* [Data for this task]:
--- --- ---
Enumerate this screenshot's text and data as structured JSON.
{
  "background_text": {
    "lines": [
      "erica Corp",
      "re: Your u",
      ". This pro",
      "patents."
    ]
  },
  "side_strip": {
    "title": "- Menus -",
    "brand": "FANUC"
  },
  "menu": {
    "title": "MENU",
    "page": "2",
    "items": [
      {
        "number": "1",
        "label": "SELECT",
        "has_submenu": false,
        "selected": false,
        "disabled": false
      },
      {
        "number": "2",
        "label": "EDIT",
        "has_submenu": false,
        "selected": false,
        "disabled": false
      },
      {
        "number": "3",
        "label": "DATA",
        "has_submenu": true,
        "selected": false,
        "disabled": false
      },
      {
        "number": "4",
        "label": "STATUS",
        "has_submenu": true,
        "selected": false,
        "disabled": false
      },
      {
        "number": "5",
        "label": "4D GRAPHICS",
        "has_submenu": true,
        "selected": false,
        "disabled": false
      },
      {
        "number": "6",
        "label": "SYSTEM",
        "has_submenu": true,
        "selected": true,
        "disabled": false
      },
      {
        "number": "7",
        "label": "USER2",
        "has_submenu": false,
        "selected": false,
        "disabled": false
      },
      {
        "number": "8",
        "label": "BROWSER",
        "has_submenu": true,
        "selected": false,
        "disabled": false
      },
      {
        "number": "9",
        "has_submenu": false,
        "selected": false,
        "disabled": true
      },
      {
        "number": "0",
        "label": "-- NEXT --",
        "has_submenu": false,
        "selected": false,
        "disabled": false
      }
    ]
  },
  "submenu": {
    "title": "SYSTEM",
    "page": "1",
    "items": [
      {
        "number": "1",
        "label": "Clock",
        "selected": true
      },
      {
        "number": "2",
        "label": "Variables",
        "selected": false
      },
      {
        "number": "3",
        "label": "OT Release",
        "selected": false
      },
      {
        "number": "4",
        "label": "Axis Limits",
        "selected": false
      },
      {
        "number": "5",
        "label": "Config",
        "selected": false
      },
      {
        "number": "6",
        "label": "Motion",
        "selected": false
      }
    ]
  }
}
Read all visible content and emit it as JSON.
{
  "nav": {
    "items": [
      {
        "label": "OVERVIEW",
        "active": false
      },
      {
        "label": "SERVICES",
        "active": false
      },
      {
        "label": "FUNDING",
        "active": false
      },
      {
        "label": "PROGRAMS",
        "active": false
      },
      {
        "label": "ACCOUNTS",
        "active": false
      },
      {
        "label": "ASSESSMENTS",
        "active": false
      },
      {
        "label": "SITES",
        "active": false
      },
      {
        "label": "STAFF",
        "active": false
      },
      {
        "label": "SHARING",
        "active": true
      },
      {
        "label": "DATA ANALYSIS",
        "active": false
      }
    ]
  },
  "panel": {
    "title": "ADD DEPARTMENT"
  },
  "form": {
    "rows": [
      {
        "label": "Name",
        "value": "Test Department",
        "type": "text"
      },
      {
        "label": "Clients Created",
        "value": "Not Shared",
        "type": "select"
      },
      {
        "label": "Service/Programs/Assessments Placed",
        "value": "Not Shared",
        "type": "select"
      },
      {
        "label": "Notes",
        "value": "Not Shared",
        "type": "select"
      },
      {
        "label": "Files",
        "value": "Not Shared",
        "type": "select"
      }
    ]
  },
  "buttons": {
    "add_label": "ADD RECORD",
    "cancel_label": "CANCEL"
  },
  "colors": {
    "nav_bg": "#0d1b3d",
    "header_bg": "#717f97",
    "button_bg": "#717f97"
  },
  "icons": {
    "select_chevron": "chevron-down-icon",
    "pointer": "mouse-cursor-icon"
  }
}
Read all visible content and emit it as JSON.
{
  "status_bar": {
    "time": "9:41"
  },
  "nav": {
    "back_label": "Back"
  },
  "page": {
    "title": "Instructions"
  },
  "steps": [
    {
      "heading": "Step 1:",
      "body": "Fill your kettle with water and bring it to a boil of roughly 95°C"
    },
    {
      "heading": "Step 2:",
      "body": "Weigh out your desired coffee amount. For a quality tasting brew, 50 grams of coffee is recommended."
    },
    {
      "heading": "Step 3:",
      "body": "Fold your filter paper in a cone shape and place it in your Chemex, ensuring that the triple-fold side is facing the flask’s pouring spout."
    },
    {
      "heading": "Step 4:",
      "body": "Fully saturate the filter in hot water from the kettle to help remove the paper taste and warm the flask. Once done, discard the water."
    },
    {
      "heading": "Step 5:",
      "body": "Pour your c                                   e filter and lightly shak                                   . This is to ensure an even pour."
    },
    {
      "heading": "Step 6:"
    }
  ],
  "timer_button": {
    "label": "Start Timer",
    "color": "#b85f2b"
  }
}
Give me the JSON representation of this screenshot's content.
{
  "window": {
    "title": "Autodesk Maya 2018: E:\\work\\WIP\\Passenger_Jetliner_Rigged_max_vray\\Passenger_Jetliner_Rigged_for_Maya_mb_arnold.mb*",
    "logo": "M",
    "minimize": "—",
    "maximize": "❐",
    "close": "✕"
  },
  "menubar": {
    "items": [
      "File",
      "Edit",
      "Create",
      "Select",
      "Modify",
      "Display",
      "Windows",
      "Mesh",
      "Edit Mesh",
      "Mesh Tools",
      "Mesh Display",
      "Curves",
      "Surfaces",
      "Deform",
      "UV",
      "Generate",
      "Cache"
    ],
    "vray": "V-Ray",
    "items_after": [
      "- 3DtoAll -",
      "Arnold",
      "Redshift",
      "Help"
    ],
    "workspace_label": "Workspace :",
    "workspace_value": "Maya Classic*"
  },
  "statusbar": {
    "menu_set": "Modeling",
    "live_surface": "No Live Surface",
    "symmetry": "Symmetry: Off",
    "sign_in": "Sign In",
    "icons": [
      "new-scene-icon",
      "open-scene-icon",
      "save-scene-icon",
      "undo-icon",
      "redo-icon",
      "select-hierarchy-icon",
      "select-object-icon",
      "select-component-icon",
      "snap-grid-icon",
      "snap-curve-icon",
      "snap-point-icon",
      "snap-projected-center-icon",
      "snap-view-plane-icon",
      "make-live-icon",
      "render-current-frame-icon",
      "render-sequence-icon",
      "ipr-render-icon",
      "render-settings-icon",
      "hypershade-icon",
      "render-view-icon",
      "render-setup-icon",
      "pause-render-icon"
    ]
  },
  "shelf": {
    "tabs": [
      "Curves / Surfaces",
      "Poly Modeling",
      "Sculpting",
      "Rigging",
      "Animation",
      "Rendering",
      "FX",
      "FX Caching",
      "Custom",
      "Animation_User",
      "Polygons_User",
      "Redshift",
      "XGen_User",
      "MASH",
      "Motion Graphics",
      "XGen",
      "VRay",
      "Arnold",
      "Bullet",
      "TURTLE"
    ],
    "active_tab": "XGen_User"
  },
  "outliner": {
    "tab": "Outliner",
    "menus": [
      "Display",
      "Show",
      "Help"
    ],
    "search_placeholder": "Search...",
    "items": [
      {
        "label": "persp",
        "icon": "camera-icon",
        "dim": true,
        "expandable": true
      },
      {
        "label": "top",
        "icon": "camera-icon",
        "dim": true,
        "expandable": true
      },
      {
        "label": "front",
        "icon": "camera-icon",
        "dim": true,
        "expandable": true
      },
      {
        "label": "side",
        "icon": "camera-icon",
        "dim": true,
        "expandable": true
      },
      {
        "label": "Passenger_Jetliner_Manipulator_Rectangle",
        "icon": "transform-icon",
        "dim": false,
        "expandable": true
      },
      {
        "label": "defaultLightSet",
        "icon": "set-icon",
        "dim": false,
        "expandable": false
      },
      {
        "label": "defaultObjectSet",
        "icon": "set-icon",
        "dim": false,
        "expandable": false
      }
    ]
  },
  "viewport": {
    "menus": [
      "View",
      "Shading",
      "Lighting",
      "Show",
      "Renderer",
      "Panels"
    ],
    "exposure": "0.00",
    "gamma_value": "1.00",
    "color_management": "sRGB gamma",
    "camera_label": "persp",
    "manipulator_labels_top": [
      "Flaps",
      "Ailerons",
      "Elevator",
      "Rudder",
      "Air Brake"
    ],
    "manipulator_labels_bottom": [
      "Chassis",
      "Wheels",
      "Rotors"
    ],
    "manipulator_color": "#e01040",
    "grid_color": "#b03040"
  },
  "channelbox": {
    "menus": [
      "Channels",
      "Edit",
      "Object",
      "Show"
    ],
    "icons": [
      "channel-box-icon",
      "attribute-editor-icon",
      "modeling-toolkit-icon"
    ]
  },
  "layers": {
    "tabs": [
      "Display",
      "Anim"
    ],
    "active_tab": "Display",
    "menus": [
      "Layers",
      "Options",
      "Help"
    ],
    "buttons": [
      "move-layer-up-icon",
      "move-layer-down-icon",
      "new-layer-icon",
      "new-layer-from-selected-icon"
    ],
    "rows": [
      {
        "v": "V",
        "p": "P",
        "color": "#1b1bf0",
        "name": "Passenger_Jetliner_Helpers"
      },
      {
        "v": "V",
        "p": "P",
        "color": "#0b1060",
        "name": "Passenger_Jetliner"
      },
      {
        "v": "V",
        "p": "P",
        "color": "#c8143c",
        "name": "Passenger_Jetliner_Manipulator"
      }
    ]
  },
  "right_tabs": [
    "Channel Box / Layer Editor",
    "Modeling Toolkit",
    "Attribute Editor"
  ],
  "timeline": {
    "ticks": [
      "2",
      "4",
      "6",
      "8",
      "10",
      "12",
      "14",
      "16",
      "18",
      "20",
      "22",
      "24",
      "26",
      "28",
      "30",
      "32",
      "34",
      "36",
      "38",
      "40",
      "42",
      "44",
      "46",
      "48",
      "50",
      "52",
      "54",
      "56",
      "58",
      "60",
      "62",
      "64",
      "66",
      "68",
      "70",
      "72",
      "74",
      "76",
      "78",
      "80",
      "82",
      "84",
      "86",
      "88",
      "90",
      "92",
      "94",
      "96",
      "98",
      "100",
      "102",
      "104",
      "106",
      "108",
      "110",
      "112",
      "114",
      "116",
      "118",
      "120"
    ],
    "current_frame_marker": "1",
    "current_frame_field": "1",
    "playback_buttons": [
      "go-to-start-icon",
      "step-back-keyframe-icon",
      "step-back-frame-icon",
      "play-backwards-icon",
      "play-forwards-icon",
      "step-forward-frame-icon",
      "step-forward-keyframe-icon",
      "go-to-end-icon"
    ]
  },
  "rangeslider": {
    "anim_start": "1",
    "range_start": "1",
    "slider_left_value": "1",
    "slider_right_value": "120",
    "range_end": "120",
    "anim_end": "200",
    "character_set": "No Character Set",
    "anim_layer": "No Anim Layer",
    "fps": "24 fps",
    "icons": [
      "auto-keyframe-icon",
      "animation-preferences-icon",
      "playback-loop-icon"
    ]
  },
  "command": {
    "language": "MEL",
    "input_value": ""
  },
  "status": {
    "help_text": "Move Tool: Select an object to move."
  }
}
--- --- ---
* [What the task requires]: Only the count is wanted: report how many lines of the material above hold the word "JSON".

* [Finished exercise]: 4